----- Listed entries
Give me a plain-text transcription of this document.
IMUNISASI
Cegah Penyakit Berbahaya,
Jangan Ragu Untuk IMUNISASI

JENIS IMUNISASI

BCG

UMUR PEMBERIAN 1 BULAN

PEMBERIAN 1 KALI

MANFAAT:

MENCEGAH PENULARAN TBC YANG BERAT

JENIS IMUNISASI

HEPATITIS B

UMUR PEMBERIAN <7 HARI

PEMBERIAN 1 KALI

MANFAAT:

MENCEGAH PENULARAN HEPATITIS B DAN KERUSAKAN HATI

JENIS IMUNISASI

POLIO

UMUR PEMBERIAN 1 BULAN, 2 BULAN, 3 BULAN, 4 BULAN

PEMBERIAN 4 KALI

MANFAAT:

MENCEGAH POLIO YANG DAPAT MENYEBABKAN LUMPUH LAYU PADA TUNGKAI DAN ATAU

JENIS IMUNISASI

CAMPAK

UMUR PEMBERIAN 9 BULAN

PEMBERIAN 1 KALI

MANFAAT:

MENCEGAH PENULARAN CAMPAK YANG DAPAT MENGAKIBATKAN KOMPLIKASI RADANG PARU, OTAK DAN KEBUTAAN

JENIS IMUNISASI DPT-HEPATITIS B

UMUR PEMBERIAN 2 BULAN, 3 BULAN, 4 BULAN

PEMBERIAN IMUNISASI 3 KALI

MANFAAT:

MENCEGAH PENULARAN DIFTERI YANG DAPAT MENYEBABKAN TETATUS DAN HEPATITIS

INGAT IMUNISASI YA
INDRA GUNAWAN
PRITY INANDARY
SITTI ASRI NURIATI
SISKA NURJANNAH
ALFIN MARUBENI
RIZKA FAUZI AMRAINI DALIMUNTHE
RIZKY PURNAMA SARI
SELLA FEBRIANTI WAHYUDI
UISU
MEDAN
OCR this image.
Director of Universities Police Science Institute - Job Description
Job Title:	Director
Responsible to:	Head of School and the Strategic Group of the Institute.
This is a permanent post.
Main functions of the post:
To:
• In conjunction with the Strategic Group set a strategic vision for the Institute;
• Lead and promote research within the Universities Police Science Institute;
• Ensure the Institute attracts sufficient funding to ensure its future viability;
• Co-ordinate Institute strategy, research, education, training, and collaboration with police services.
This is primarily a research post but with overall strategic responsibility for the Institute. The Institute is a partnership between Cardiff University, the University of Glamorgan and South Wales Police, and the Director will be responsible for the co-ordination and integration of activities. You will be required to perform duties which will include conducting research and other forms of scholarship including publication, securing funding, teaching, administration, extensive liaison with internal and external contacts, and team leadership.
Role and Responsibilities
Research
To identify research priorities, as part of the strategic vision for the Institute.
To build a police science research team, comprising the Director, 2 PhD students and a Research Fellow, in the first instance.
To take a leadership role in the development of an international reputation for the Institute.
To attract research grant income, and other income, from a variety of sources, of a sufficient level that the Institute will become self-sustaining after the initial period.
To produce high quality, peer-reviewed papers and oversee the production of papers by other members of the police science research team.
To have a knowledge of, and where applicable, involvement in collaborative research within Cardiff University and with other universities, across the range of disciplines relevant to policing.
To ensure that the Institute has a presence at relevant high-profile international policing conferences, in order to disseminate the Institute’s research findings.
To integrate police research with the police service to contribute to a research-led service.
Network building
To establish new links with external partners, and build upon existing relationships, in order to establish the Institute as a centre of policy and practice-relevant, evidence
----------
Stated goal: Every entry should be output exactly as written, please.

Reply:
Give me a plain-text transcription of this document.
IMUNISASI
Cegah Penyakit Berbahaya,
Jangan Ragu Untuk IMUNISASI

JENIS IMUNISASI

BCG

UMUR PEMBERIAN 1 BULAN

PEMBERIAN 1 KALI

MANFAAT:

MENCEGAH PENULARAN TBC YANG BERAT

JENIS IMUNISASI

HEPATITIS B

UMUR PEMBERIAN <7 HARI

PEMBERIAN 1 KALI

MANFAAT:

MENCEGAH PENULARAN HEPATITIS B DAN KERUSAKAN HATI

JENIS IMUNISASI

POLIO

UMUR PEMBERIAN 1 BULAN, 2 BULAN, 3 BULAN, 4 BULAN

PEMBERIAN 4 KALI

MANFAAT:

MENCEGAH POLIO YANG DAPAT MENYEBABKAN LUMPUH LAYU PADA TUNGKAI DAN ATAU

JENIS IMUNISASI

CAMPAK

UMUR PEMBERIAN 9 BULAN

PEMBERIAN 1 KALI

MANFAAT:

MENCEGAH PENULARAN CAMPAK YANG DAPAT MENGAKIBATKAN KOMPLIKASI RADANG PARU, OTAK DAN KEBUTAAN

JENIS IMUNISASI DPT-HEPATITIS B

UMUR PEMBERIAN 2 BULAN, 3 BULAN, 4 BULAN

PEMBERIAN IMUNISASI 3 KALI

MANFAAT:

MENCEGAH PENULARAN DIFTERI YANG DAPAT MENYEBABKAN TETATUS DAN HEPATITIS

INGAT IMUNISASI YA
INDRA GUNAWAN
PRITY INANDARY
SITTI ASRI NURIATI
SISKA NURJANNAH
ALFIN MARUBENI
RIZKA FAUZI AMRAINI DALIMUNTHE
RIZKY PURNAMA SARI
SELLA FEBRIANTI WAHYUDI
UISU
MEDAN
OCR this image.
Director of Universities Police Science Institute - Job Description
Job Title:	Director
Responsible to:	Head of School and the Strategic Group of the Institute.
This is a permanent post.
Main functions of the post:
To:
• In conjunction with the Strategic Group set a strategic vision for the Institute;
• Lead and promote research within the Universities Police Science Institute;
• Ensure the Institute attracts sufficient funding to ensure its future viability;
• Co-ordinate Institute strategy, research, education, training, and collaboration with police services.
This is primarily a research post but with overall strategic responsibility for the Institute. The Institute is a partnership between Cardiff University, the University of Glamorgan and South Wales Police, and the Director will be responsible for the co-ordination and integration of activities. You will be required to perform duties which will include conducting research and other forms of scholarship including publication, securing funding, teaching, administration, extensive liaison with internal and external contacts, and team leadership.
Role and Responsibilities
Research
To identify research priorities, as part of the strategic vision for the Institute.
To build a police science research team, comprising the Director, 2 PhD students and a Research Fellow, in the first instance.
To take a leadership role in the development of an international reputation for the Institute.
To attract research grant income, and other income, from a variety of sources, of a sufficient level that the Institute will become self-sustaining after the initial period.
To produce high quality, peer-reviewed papers and oversee the production of papers by other members of the police science research team.
To have a knowledge of, and where applicable, involvement in collaborative research within Cardiff University and with other universities, across the range of disciplines relevant to policing.
To ensure that the Institute has a presence at relevant high-profile international policing conferences, in order to disseminate the Institute’s research findings.
To integrate police research with the police service to contribute to a research-led service.
Network building
To establish new links with external partners, and build upon existing relationships, in order to establish the Institute as a centre of policy and practice-relevant, evidence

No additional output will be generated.